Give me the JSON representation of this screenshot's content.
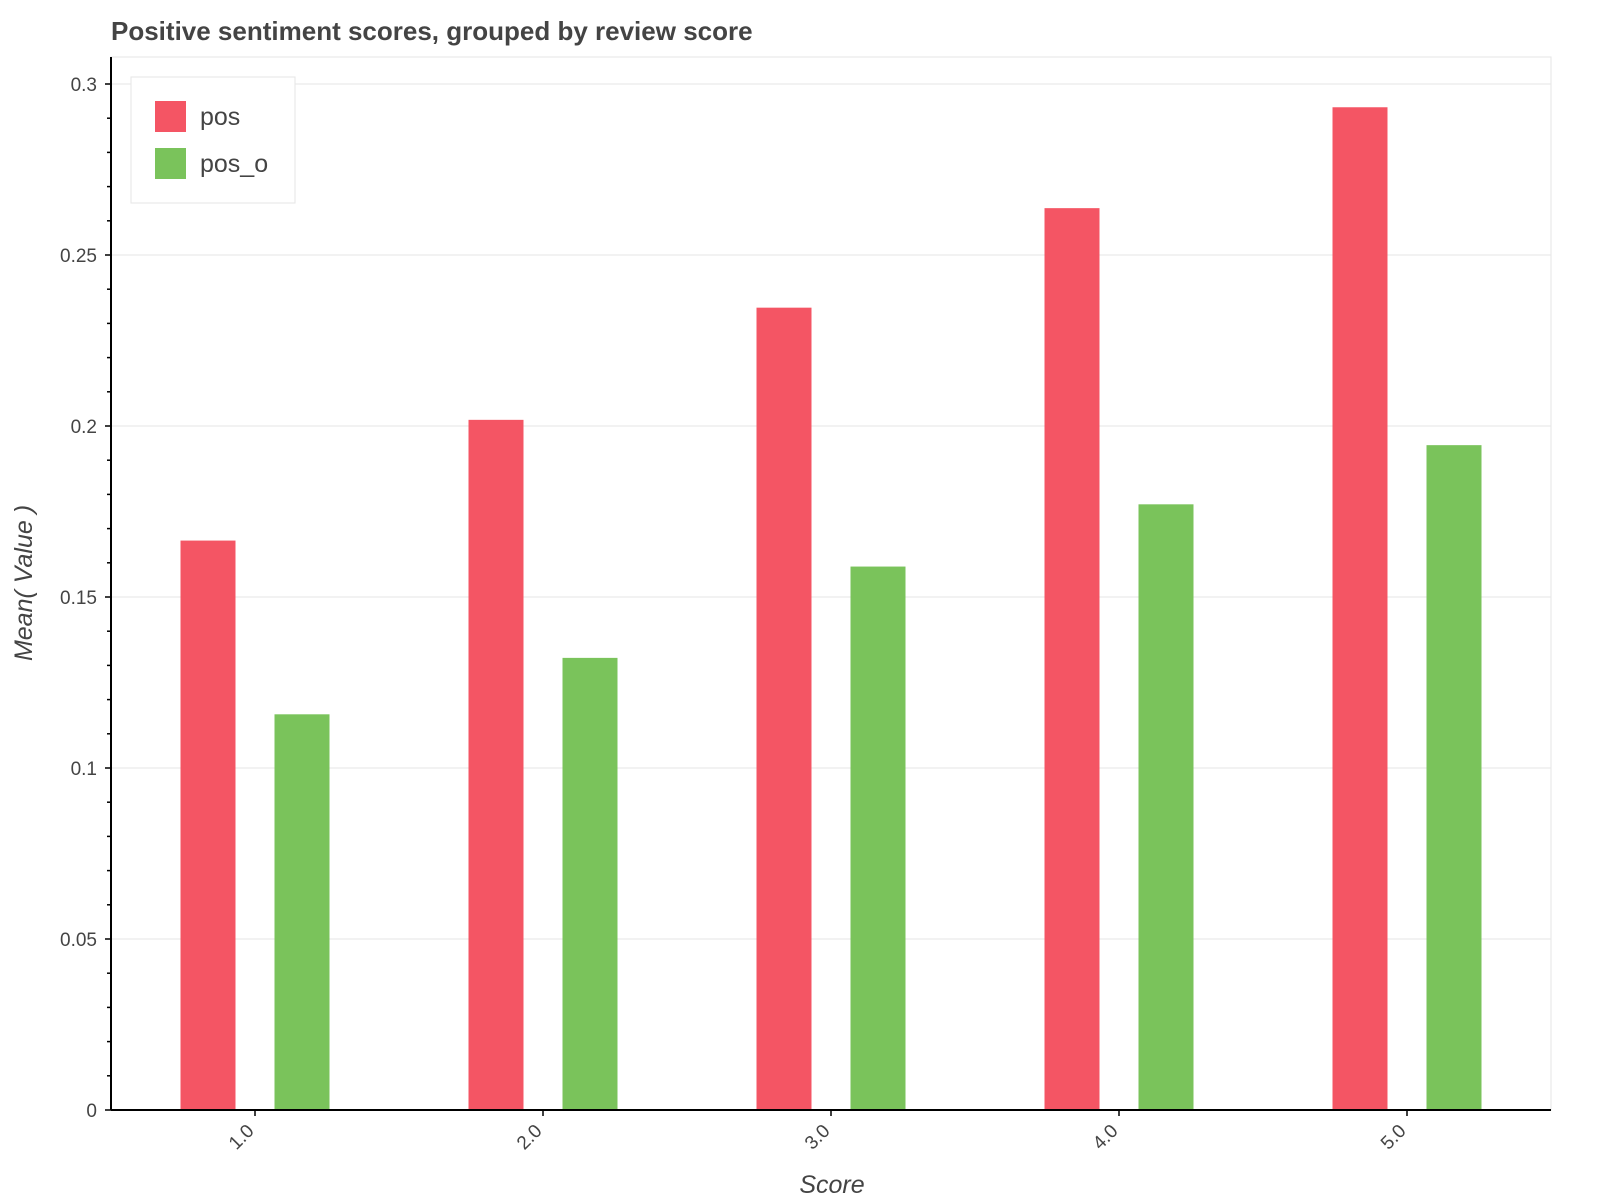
{
  "chart_data": {
    "type": "bar",
    "title": "Positive sentiment scores, grouped by review score",
    "xlabel": "Score",
    "ylabel": "Mean( Value )",
    "categories": [
      "1.0",
      "2.0",
      "3.0",
      "4.0",
      "5.0"
    ],
    "series": [
      {
        "name": "pos",
        "color": "#f45564",
        "values": [
          0.1665,
          0.2018,
          0.2346,
          0.2637,
          0.2932
        ]
      },
      {
        "name": "pos_o",
        "color": "#7ac35b",
        "values": [
          0.1157,
          0.1322,
          0.1589,
          0.1771,
          0.1944
        ]
      }
    ],
    "ylim": [
      0,
      0.3
    ],
    "yticks": [
      0,
      0.05,
      0.1,
      0.15,
      0.2,
      0.25,
      0.3
    ],
    "ytick_labels": [
      "0",
      "0.05",
      "0.1",
      "0.15",
      "0.2",
      "0.25",
      "0.3"
    ],
    "grid": true,
    "legend_position": "top-left"
  }
}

**Your goal:**
Reproduce each record from above exactly; pictures do not belong in the copy.

**Result of the exercise:**
Give me the JSON representation of this screenshot's content.
{
  "chart_data": {
    "type": "bar",
    "title": "Positive sentiment scores, grouped by review score",
    "xlabel": "Score",
    "ylabel": "Mean( Value )",
    "categories": [
      "1.0",
      "2.0",
      "3.0",
      "4.0",
      "5.0"
    ],
    "series": [
      {
        "name": "pos",
        "color": "#f45564",
        "values": [
          0.1665,
          0.2018,
          0.2346,
          0.2637,
          0.2932
        ]
      },
      {
        "name": "pos_o",
        "color": "#7ac35b",
        "values": [
          0.1157,
          0.1322,
          0.1589,
          0.1771,
          0.1944
        ]
      }
    ],
    "ylim": [
      0,
      0.3
    ],
    "yticks": [
      0,
      0.05,
      0.1,
      0.15,
      0.2,
      0.25,
      0.3
    ],
    "ytick_labels": [
      "0",
      "0.05",
      "0.1",
      "0.15",
      "0.2",
      "0.25",
      "0.3"
    ],
    "grid": true,
    "legend_position": "top-left"
  }
}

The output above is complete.